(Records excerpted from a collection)
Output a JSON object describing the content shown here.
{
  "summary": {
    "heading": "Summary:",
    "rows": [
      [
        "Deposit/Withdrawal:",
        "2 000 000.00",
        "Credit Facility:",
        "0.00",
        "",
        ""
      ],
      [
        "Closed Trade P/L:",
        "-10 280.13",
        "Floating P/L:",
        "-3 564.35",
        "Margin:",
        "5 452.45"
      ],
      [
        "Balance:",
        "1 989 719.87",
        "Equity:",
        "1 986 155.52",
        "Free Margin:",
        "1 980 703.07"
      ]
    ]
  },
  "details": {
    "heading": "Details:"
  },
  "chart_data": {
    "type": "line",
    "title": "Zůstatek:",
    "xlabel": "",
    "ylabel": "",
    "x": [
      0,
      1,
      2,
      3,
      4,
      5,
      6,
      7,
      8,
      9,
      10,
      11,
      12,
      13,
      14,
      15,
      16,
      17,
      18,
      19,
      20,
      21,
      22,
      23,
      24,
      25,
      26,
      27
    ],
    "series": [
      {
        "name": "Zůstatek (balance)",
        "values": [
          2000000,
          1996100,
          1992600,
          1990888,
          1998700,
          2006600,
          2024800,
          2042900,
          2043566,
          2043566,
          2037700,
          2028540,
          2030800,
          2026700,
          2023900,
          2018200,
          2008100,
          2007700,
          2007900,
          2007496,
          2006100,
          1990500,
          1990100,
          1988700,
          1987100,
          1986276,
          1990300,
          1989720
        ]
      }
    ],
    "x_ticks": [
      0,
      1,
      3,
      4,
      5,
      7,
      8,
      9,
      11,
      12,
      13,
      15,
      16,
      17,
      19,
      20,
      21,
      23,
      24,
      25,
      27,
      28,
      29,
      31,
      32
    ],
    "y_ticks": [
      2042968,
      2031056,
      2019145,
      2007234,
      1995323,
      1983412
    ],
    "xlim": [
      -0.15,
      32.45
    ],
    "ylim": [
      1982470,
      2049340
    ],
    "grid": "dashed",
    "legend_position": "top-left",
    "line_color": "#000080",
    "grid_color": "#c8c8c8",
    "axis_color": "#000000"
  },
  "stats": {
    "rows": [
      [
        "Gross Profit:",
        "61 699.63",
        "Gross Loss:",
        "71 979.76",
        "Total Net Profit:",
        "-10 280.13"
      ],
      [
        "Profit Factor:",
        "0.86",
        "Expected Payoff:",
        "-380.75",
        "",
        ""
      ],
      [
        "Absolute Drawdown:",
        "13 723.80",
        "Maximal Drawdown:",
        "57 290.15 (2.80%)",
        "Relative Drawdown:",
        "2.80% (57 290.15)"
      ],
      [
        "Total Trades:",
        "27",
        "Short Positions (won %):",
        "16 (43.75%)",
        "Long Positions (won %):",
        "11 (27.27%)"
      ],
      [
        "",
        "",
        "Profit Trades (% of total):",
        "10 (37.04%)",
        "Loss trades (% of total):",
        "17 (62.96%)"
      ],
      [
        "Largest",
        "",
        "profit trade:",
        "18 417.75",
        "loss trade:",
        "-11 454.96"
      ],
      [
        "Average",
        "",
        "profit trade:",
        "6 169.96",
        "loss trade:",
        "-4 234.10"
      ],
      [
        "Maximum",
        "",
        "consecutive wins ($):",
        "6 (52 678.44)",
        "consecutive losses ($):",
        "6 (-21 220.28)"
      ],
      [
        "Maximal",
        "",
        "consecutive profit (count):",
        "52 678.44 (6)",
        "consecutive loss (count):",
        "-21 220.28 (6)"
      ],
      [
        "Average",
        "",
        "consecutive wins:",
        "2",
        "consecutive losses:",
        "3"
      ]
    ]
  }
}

--

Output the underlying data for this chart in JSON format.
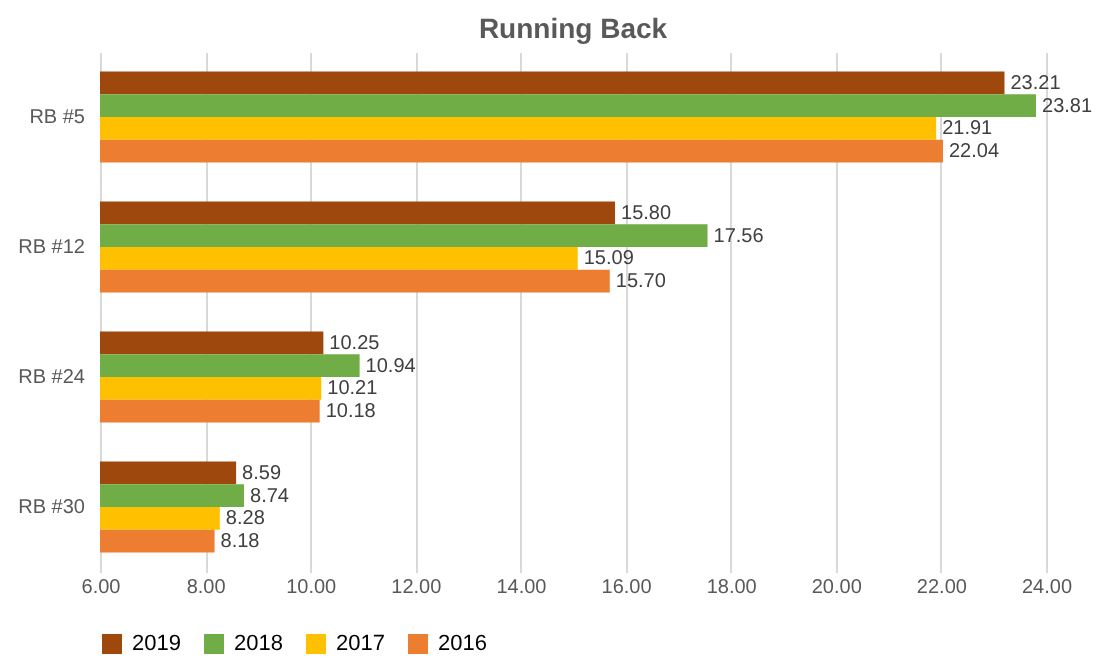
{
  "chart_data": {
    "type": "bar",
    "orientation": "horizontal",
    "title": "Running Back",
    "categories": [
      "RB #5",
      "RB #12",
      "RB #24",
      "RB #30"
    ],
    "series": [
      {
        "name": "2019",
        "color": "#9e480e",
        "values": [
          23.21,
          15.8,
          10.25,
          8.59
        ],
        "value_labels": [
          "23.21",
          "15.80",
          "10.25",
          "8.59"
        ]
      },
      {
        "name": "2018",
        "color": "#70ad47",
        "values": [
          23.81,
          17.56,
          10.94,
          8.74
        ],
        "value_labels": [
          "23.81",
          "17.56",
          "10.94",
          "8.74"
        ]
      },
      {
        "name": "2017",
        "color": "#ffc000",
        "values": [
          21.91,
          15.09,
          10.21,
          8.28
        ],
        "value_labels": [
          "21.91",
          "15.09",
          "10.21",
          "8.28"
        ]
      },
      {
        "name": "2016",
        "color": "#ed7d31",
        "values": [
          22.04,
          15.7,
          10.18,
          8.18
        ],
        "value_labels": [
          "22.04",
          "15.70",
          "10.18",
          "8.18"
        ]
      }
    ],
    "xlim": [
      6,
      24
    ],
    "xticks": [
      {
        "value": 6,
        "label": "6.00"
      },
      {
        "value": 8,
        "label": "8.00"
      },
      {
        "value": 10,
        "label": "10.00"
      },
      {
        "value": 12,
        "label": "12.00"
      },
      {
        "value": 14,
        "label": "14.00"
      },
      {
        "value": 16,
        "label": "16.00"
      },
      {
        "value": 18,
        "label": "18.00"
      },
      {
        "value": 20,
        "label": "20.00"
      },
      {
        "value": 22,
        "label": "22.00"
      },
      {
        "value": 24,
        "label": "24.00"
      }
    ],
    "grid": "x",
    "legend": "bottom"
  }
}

■ PROBLEM DESCRIPTION: Pick out all lines containing the string "Positions".

■ WORKED ANSWER:
        "Short Positions (won %):",
        "Long Positions (won %):",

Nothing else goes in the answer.